Work task | Retype the passage on snoring and marriage word for word, from "The reason for" up to and including "a few symptoms.".

Wednesday, March 24, 2010

The Stress of Snoring on a Marriage

Can snoring ruin a marriage? In my practice, I hear the complaints all the time. Since it is more common in men than women, wives often make the appointments for their husbands, or the husband will say “my wife made me come in.” Snoring can cause a couple who are normally affectionate and enjoy a healthy home life to become resentful of each other. The non-snoring spouse blames the snorer for causing them to be up all night, the snorer blames the non-snoring spouse for not being understanding.

The reason for resentment is understandable. Snoring can cause daytime symptoms that can wreak havoc on one’s waking life, and unfortunately, it is not just the snorer that suffers – the spouse can suffer just as much. The sleep loss associated with snoring impairs a person’s ability to perform tasks involving memory, learning, reasoning, and mathematical processes. It can cause morning headaches, irritability, burnout and depression to mention just a few symptoms.

It is thought that more than forty million Americans snore every night and that 60% of men snore, and 30% of women. With all that snoring at night, couples are having a hard time sleeping together. According to the National Sleep Foundation, 53 percent of adults say they have relationship problems because of their or their partner's sleep disorder. The housing industry even seems ready to capitalize on this trend, with one survey predicting that by the year 2015, more than 60 percent of custom homes will have dual master bedrooms to be occupied primarily by snoring spouses.

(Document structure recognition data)
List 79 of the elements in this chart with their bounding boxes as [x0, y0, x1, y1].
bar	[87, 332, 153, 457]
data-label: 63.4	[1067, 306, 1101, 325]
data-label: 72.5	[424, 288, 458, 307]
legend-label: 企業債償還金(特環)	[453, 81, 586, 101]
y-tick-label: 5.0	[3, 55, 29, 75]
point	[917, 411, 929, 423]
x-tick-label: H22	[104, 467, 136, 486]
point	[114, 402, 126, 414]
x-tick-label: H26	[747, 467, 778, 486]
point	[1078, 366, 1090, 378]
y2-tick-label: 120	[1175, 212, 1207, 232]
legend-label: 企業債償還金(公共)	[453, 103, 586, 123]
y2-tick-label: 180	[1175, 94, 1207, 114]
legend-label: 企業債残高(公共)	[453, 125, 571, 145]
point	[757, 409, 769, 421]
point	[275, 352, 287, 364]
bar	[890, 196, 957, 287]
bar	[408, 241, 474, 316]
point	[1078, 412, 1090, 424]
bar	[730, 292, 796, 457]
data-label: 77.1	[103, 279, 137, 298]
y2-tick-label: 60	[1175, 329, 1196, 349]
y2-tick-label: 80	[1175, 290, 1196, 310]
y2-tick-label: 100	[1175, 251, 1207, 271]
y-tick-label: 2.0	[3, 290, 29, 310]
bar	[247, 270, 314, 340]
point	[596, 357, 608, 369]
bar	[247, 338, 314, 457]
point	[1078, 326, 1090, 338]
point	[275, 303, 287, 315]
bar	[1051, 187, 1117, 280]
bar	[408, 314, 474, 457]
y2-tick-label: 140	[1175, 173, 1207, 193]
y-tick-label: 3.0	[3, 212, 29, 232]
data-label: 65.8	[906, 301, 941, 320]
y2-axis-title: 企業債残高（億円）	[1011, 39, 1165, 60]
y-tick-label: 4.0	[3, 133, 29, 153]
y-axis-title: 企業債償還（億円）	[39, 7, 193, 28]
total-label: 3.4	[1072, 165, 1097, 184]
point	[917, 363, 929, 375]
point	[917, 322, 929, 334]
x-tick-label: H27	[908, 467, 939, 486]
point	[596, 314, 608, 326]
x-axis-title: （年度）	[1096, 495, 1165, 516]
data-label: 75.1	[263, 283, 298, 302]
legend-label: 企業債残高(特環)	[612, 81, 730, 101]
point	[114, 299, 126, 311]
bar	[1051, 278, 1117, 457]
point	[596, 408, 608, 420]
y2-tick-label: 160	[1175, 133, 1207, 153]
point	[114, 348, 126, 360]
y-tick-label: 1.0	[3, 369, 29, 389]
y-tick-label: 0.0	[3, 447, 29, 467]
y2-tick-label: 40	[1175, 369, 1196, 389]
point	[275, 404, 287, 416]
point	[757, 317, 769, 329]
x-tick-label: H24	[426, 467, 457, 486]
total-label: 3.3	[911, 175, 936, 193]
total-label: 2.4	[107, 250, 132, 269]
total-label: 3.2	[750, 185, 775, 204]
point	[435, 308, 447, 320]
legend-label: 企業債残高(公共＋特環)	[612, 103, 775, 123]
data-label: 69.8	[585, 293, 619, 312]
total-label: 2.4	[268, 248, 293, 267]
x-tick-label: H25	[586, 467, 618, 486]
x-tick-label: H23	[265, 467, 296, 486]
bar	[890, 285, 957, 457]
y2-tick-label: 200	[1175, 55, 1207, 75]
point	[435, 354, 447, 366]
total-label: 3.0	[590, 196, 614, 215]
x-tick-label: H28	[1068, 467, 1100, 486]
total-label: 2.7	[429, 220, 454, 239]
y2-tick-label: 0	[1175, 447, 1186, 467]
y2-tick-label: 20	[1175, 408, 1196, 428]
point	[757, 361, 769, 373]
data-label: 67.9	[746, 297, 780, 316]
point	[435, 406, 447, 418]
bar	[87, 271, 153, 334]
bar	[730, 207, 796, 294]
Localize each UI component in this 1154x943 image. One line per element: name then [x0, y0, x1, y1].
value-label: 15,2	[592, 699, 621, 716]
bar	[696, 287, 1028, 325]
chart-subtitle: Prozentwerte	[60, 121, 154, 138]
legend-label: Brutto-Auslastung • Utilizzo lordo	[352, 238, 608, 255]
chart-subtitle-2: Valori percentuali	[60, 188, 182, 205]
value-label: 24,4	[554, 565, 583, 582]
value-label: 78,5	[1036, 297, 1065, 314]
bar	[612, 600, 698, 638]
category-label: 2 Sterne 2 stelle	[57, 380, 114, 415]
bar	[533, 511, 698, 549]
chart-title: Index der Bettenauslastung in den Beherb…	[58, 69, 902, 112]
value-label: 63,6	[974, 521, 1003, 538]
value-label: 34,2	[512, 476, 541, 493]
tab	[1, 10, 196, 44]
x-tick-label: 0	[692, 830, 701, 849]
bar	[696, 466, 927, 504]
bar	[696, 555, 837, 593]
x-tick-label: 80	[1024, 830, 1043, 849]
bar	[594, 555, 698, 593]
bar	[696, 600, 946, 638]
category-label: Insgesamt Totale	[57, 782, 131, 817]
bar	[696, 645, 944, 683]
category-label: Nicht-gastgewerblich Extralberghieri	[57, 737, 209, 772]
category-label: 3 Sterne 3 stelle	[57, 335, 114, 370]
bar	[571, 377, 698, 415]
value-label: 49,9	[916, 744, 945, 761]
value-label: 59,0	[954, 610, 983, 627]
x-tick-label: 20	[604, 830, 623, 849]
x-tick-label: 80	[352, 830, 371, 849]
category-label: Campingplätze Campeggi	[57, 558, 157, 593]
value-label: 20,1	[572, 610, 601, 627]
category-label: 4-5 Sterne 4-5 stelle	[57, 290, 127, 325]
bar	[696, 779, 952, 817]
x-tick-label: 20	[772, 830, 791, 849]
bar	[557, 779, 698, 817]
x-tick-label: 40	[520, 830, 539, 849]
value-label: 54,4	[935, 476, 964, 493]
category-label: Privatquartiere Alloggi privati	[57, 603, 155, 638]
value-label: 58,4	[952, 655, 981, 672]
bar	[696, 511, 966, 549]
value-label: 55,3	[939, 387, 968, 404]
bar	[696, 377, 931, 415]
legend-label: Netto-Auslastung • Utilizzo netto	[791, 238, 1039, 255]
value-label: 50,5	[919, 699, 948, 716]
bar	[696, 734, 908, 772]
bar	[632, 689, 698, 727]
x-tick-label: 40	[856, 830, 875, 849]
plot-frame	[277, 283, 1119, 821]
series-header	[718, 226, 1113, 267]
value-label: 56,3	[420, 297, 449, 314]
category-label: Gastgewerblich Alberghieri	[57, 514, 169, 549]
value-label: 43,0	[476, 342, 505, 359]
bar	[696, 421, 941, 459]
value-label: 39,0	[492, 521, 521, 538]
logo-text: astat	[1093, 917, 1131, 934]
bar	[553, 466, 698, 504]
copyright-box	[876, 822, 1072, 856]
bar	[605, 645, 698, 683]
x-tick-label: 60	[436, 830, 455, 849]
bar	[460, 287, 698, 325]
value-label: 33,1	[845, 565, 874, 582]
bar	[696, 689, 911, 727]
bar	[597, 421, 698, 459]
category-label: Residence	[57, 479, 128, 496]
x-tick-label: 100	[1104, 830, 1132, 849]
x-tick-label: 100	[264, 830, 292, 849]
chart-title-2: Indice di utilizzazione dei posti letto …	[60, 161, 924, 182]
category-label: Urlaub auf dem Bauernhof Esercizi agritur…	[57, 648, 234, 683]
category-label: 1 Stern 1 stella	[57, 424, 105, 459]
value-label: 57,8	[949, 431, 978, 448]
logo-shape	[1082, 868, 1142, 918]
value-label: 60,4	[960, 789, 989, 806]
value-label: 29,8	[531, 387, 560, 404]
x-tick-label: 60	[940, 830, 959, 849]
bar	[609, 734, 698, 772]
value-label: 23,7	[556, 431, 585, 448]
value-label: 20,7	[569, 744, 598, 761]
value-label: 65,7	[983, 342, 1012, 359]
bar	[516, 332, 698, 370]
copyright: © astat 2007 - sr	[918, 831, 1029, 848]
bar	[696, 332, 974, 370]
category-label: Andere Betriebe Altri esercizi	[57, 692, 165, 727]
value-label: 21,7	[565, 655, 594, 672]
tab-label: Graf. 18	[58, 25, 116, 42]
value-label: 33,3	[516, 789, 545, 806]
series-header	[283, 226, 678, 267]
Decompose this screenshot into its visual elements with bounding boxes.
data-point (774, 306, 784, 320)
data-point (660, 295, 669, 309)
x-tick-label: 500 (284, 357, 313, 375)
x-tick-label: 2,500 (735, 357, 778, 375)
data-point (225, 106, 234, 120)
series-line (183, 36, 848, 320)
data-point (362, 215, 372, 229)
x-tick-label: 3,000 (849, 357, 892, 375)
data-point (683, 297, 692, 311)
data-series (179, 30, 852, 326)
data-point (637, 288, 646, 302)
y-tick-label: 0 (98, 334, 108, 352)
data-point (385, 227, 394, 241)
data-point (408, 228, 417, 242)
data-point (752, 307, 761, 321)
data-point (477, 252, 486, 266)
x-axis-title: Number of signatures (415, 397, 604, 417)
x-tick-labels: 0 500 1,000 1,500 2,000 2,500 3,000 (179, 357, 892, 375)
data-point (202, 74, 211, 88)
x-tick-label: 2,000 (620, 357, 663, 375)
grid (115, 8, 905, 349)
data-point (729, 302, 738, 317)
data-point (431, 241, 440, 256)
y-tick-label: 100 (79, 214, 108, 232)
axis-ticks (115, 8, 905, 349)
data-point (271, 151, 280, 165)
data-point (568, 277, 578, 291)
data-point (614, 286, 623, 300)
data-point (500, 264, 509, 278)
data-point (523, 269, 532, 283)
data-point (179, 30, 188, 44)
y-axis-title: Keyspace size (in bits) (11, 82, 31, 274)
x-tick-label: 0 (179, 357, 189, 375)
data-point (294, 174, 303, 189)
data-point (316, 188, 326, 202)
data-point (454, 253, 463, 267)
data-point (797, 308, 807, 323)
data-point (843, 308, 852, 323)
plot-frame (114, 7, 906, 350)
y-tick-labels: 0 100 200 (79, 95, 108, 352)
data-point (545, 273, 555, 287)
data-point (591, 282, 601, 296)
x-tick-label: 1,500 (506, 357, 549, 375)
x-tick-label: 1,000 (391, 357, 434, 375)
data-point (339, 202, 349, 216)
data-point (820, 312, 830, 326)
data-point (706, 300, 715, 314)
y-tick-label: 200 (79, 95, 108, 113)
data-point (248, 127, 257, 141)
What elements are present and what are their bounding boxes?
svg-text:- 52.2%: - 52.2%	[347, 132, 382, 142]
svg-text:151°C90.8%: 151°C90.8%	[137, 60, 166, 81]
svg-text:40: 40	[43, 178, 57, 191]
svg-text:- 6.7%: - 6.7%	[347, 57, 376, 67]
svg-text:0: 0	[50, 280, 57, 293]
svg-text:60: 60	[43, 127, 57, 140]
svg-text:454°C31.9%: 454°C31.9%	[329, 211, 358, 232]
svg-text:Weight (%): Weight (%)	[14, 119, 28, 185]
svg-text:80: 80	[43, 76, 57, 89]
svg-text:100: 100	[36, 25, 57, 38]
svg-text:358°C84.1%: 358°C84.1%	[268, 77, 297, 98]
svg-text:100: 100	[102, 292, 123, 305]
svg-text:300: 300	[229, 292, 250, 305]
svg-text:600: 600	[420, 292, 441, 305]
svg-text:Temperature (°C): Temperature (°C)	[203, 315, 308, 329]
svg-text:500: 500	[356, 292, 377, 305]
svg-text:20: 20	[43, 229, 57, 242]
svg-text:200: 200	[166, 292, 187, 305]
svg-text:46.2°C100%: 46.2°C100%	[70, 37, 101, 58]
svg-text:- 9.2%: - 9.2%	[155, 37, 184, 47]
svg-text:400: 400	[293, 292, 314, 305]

Your solution |
The reason for resentment is understandable. Snoring can cause daytime symptoms that can wreak havoc on one’s waking life, and unfortunately, it is not just the snorer that suffers – the spouse can suffer just as much. The sleep loss associated with snoring impairs a person’s ability to perform tasks involving memory, learning, reasoning, and mathematical processes. It can cause morning headaches, irritability, burnout and depression to mention just a few symptoms.